### Data records
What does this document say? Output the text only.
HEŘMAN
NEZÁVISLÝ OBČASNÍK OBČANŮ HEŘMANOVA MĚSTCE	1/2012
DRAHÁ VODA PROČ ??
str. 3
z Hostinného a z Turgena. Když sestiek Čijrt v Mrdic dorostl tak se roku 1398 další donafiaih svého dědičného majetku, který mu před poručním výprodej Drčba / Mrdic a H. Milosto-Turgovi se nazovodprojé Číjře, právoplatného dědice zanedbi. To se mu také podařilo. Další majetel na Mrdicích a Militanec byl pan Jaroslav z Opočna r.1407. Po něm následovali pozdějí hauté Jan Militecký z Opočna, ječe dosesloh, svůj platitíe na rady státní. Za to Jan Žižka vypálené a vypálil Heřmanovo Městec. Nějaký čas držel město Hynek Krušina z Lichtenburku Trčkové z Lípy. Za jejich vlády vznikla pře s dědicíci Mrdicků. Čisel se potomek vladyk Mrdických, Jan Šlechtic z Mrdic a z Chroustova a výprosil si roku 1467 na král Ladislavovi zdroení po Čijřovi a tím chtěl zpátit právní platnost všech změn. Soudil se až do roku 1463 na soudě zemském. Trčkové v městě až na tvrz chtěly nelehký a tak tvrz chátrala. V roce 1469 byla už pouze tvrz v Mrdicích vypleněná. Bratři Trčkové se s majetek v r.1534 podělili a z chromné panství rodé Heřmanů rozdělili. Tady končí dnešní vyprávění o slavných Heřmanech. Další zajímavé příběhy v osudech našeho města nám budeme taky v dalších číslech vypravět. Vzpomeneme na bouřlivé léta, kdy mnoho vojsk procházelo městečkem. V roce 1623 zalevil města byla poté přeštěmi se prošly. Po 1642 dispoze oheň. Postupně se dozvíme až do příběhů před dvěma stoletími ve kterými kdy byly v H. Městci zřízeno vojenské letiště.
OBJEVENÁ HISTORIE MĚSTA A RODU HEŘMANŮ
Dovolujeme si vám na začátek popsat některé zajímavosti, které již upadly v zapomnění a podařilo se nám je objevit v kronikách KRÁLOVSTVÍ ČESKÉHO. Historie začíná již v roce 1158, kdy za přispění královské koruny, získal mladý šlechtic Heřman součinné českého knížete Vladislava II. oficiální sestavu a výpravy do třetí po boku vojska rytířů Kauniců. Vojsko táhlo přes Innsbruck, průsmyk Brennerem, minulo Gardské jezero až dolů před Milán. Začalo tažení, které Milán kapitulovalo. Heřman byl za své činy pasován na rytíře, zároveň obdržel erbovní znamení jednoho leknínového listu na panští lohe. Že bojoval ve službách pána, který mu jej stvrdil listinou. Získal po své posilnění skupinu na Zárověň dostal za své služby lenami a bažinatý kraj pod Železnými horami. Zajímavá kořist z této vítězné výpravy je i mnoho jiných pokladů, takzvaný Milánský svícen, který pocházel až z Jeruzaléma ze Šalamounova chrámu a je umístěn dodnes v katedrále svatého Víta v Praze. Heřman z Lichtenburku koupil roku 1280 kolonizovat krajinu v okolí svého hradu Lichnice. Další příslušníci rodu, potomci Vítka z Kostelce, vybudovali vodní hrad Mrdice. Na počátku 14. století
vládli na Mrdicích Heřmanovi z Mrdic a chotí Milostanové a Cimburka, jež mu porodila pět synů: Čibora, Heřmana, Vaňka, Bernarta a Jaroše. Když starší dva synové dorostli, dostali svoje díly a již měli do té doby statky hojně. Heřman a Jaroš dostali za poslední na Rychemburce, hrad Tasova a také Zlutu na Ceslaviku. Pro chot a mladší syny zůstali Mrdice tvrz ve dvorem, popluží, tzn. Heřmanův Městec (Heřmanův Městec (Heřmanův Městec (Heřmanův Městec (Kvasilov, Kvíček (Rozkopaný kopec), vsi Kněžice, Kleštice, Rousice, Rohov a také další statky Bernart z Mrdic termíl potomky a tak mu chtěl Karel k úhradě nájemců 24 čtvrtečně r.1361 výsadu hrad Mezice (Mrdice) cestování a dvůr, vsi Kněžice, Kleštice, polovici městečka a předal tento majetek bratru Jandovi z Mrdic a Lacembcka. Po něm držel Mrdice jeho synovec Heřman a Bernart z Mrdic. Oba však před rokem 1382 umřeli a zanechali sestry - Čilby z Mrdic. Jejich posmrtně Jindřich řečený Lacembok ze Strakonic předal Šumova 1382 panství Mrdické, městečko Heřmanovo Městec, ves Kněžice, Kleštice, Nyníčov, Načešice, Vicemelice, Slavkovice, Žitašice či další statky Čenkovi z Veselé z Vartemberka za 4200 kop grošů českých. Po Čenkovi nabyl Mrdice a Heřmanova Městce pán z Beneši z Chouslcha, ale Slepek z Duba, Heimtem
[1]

### Task to carry out
Recopy the entries above in their entirety, exactly.

### Full solution
What does this document say? Output the text only.
HEŘMAN
NEZÁVISLÝ OBČASNÍK OBČANŮ HEŘMANOVA MĚSTCE	1/2012
DRAHÁ VODA PROČ ??
str. 3
z Hostinného a z Turgena. Když sestiek Čijrt v Mrdic dorostl tak se roku 1398 další donafiaih svého dědičného majetku, který mu před poručním výprodej Drčba / Mrdic a H. Milosto-Turgovi se nazovodprojé Číjře, právoplatného dědice zanedbi. To se mu také podařilo. Další majetel na Mrdicích a Militanec byl pan Jaroslav z Opočna r.1407. Po něm následovali pozdějí hauté Jan Militecký z Opočna, ječe dosesloh, svůj platitíe na rady státní. Za to Jan Žižka vypálené a vypálil Heřmanovo Městec. Nějaký čas držel město Hynek Krušina z Lichtenburku Trčkové z Lípy. Za jejich vlády vznikla pře s dědicíci Mrdicků. Čisel se potomek vladyk Mrdických, Jan Šlechtic z Mrdic a z Chroustova a výprosil si roku 1467 na král Ladislavovi zdroení po Čijřovi a tím chtěl zpátit právní platnost všech změn. Soudil se až do roku 1463 na soudě zemském. Trčkové v městě až na tvrz chtěly nelehký a tak tvrz chátrala. V roce 1469 byla už pouze tvrz v Mrdicích vypleněná. Bratři Trčkové se s majetek v r.1534 podělili a z chromné panství rodé Heřmanů rozdělili. Tady končí dnešní vyprávění o slavných Heřmanech. Další zajímavé příběhy v osudech našeho města nám budeme taky v dalších číslech vypravět. Vzpomeneme na bouřlivé léta, kdy mnoho vojsk procházelo městečkem. V roce 1623 zalevil města byla poté přeštěmi se prošly. Po 1642 dispoze oheň. Postupně se dozvíme až do příběhů před dvěma stoletími ve kterými kdy byly v H. Městci zřízeno vojenské letiště.
OBJEVENÁ HISTORIE MĚSTA A RODU HEŘMANŮ
Dovolujeme si vám na začátek popsat některé zajímavosti, které již upadly v zapomnění a podařilo se nám je objevit v kronikách KRÁLOVSTVÍ ČESKÉHO. Historie začíná již v roce 1158, kdy za přispění královské koruny, získal mladý šlechtic Heřman součinné českého knížete Vladislava II. oficiální sestavu a výpravy do třetí po boku vojska rytířů Kauniců. Vojsko táhlo přes Innsbruck, průsmyk Brennerem, minulo Gardské jezero až dolů před Milán. Začalo tažení, které Milán kapitulovalo. Heřman byl za své činy pasován na rytíře, zároveň obdržel erbovní znamení jednoho leknínového listu na panští lohe. Že bojoval ve službách pána, který mu jej stvrdil listinou. Získal po své posilnění skupinu na Zárověň dostal za své služby lenami a bažinatý kraj pod Železnými horami. Zajímavá kořist z této vítězné výpravy je i mnoho jiných pokladů, takzvaný Milánský svícen, který pocházel až z Jeruzaléma ze Šalamounova chrámu a je umístěn dodnes v katedrále svatého Víta v Praze. Heřman z Lichtenburku koupil roku 1280 kolonizovat krajinu v okolí svého hradu Lichnice. Další příslušníci rodu, potomci Vítka z Kostelce, vybudovali vodní hrad Mrdice. Na počátku 14. století
vládli na Mrdicích Heřmanovi z Mrdic a chotí Milostanové a Cimburka, jež mu porodila pět synů: Čibora, Heřmana, Vaňka, Bernarta a Jaroše. Když starší dva synové dorostli, dostali svoje díly a již měli do té doby statky hojně. Heřman a Jaroš dostali za poslední na Rychemburce, hrad Tasova a také Zlutu na Ceslaviku. Pro chot a mladší syny zůstali Mrdice tvrz ve dvorem, popluží, tzn. Heřmanův Městec (Heřmanův Městec (Heřmanův Městec (Heřmanův Městec (Kvasilov, Kvíček (Rozkopaný kopec), vsi Kněžice, Kleštice, Rousice, Rohov a také další statky Bernart z Mrdic termíl potomky a tak mu chtěl Karel k úhradě nájemců 24 čtvrtečně r.1361 výsadu hrad Mezice (Mrdice) cestování a dvůr, vsi Kněžice, Kleštice, polovici městečka a předal tento majetek bratru Jandovi z Mrdic a Lacembcka. Po něm držel Mrdice jeho synovec Heřman a Bernart z Mrdic. Oba však před rokem 1382 umřeli a zanechali sestry - Čilby z Mrdic. Jejich posmrtně Jindřich řečený Lacembok ze Strakonic předal Šumova 1382 panství Mrdické, městečko Heřmanovo Městec, ves Kněžice, Kleštice, Nyníčov, Načešice, Vicemelice, Slavkovice, Žitašice či další statky Čenkovi z Veselé z Vartemberka za 4200 kop grošů českých. Po Čenkovi nabyl Mrdice a Heřmanova Městce pán z Beneši z Chouslcha, ale Slepek z Duba, Heimtem
[1]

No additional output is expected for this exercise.